— BEGIN Dataset content —
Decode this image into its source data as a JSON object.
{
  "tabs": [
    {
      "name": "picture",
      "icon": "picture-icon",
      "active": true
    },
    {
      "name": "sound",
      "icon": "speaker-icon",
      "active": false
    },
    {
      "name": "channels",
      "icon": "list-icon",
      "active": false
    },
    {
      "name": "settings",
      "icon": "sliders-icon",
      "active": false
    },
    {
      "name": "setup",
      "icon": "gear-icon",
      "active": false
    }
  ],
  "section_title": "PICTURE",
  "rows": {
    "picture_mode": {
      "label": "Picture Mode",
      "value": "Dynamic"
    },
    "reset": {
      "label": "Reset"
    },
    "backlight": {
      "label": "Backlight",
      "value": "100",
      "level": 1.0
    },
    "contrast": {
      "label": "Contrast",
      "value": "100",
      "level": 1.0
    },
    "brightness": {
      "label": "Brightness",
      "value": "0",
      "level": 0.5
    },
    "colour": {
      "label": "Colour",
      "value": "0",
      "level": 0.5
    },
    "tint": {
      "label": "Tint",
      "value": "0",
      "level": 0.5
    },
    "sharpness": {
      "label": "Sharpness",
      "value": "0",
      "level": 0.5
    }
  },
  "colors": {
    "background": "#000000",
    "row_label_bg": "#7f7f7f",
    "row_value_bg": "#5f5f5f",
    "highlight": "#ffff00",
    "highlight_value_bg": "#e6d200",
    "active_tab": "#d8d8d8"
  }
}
— END Dataset content —
Exercise requirements> Answer with one number: how many lines in the listing hold "name".

Output of the task> 5